The side of the monitors+case combo with the exposed backplane would be covered in transit by a latch-on shell intended to stow the keyboard, mouse, and maybe other small items like flash drives. At some point, somebody would probably make a latch-on shell for a popular case that allowed users to disassemble a real Lexmark Model M and transplant it into the latch-on shell.

IMHO, it's the next logical evolution of desktop PCs. Laptops will always be a compromise, but components have shrunken enough that evolving ATX to its next logical stage to make easily-luggable powerhouse computers that don't really have any drawbacks (besides cost, but at this point people who build their own computers are fairly cost-indifferent anyway as long as we're talking about a 50% premium or less... maybe even a bigger premium IF buyers can feel confident that they'll be able to buy an expensive case + monitor now, and do board swaps for the next 5-10 years. A thousand-dollar LaTX case+monitor is likely to be cost-prohibitive for a random person who'd just as soon buy HP instead of Dell because it's $49 cheaper, but probably no big deal for somebody who'll rip out the guts and do motherboard upgrades every 14-20 months for the next 7 years with it *anyway*.

_Challenge_. Translate this sentence from the post about portable desktop PCs into Spanish: "At some point, somebody would probably make a latch-on shell for a popular case that allowed users to disassemble a real Lexmark Model M and transplant it into the latch-on shell."

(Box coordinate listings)
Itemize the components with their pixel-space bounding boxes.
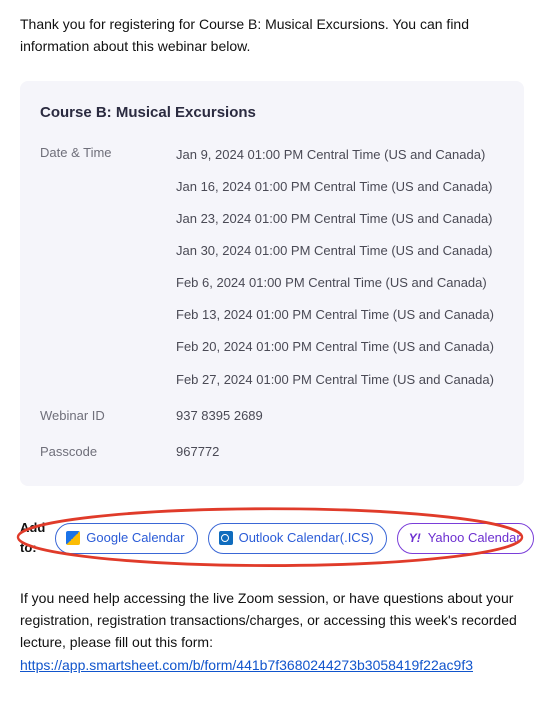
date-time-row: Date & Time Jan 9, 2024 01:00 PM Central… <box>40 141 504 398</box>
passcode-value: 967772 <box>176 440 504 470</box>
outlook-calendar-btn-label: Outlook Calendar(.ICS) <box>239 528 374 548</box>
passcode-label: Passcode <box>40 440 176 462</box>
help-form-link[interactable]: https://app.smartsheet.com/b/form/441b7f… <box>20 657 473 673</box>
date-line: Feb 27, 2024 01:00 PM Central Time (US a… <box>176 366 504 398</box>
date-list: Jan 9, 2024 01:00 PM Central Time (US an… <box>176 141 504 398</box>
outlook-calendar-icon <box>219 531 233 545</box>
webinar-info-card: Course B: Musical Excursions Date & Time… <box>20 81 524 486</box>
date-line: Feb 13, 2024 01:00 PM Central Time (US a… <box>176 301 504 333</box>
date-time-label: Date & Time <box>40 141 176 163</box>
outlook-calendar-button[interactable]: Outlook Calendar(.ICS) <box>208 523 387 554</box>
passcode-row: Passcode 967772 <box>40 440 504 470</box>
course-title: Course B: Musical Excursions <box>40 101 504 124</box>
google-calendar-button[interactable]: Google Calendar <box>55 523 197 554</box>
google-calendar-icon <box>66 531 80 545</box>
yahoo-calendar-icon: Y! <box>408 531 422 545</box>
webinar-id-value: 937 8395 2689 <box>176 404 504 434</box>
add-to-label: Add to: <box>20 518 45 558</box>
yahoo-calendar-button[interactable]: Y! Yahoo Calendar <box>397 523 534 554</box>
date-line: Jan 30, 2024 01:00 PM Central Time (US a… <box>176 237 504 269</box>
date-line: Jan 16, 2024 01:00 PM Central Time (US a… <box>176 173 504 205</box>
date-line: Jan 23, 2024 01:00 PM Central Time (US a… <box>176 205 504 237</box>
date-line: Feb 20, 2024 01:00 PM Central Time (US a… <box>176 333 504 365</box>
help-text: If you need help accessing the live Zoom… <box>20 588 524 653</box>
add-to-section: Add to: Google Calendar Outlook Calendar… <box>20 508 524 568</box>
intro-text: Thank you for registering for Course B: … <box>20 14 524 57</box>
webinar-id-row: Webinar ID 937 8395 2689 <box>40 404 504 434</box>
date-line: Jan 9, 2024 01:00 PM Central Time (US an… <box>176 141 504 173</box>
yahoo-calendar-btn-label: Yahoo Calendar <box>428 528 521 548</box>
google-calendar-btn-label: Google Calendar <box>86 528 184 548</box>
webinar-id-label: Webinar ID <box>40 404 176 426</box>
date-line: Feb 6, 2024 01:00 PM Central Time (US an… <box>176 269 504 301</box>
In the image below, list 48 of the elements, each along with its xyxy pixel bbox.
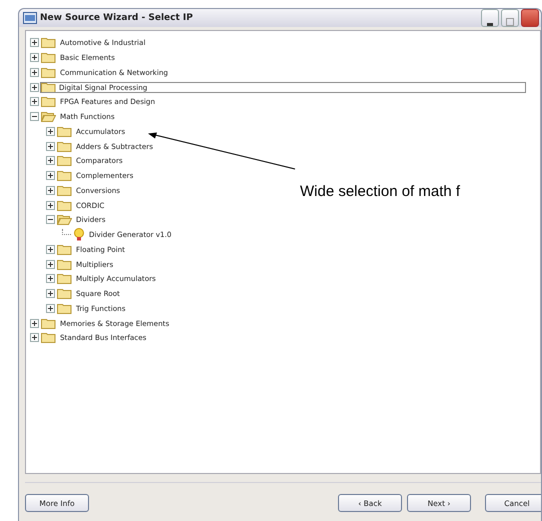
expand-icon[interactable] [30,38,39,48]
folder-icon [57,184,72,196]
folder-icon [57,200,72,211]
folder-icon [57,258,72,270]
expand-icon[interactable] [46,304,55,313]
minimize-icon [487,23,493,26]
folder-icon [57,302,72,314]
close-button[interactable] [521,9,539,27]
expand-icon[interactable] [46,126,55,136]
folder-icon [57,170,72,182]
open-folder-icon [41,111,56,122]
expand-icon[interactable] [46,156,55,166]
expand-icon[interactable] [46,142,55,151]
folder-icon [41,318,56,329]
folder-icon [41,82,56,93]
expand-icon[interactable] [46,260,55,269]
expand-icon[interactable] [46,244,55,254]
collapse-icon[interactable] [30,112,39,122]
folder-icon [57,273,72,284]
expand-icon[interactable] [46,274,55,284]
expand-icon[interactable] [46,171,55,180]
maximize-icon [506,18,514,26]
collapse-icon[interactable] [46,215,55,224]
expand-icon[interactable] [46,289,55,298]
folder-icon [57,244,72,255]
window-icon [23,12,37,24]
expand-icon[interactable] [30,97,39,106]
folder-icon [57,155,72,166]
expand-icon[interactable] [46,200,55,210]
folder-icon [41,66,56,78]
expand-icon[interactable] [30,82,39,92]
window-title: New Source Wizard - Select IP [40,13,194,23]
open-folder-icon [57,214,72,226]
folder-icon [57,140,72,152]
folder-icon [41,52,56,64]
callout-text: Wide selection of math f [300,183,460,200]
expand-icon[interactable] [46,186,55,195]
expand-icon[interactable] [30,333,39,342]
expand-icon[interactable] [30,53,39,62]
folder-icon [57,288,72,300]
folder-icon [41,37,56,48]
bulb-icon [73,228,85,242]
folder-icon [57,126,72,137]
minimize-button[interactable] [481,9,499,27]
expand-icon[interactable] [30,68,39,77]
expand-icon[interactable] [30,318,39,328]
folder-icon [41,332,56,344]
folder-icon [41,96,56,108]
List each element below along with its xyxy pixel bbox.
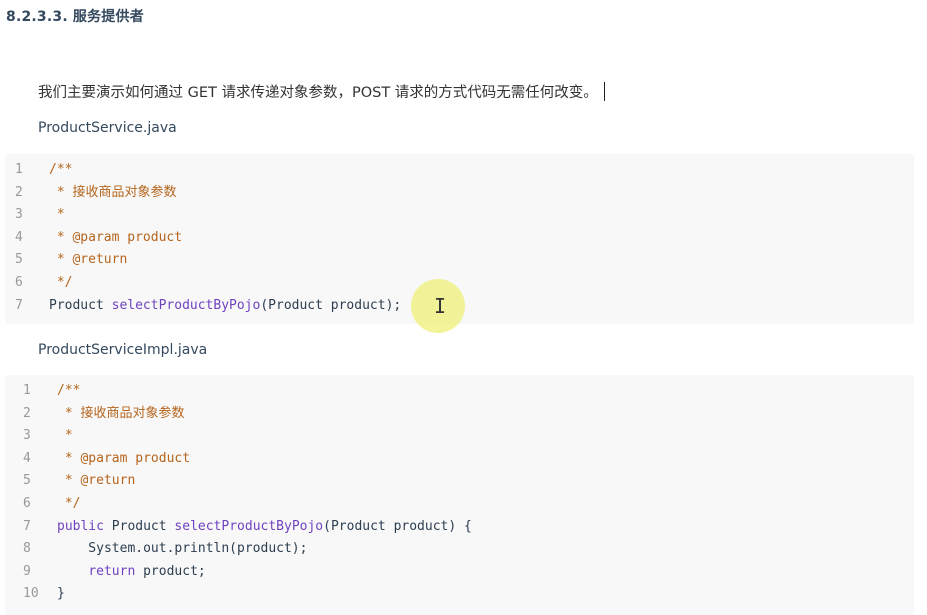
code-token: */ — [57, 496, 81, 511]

_The response_. En algún momento, alguien probablemente fabricaría una carcasa de enganche para una caja popular que permitiera a los usuarios desmontar un Lexmark Model M real y trasplantarlo a la carcasa de enganche.